Available records -
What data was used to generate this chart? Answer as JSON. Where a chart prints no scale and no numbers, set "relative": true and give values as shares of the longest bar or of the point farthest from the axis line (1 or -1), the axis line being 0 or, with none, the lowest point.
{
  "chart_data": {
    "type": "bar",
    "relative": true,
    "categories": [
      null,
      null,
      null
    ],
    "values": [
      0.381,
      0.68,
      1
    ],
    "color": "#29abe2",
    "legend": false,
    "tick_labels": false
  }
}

Description of the task -
Exact output of every entry is required.

Right answer -
What data was used to generate this chart? Answer as JSON. Where a chart prints no scale and no numbers, set "relative": true and give values as shares of the longest bar or of the point farthest from the axis line (1 or -1), the axis line being 0 or, with none, the lowest point.
{
  "chart_data": {
    "type": "bar",
    "relative": true,
    "categories": [
      null,
      null,
      null
    ],
    "values": [
      0.381,
      0.68,
      1
    ],
    "color": "#29abe2",
    "legend": false,
    "tick_labels": false
  }
}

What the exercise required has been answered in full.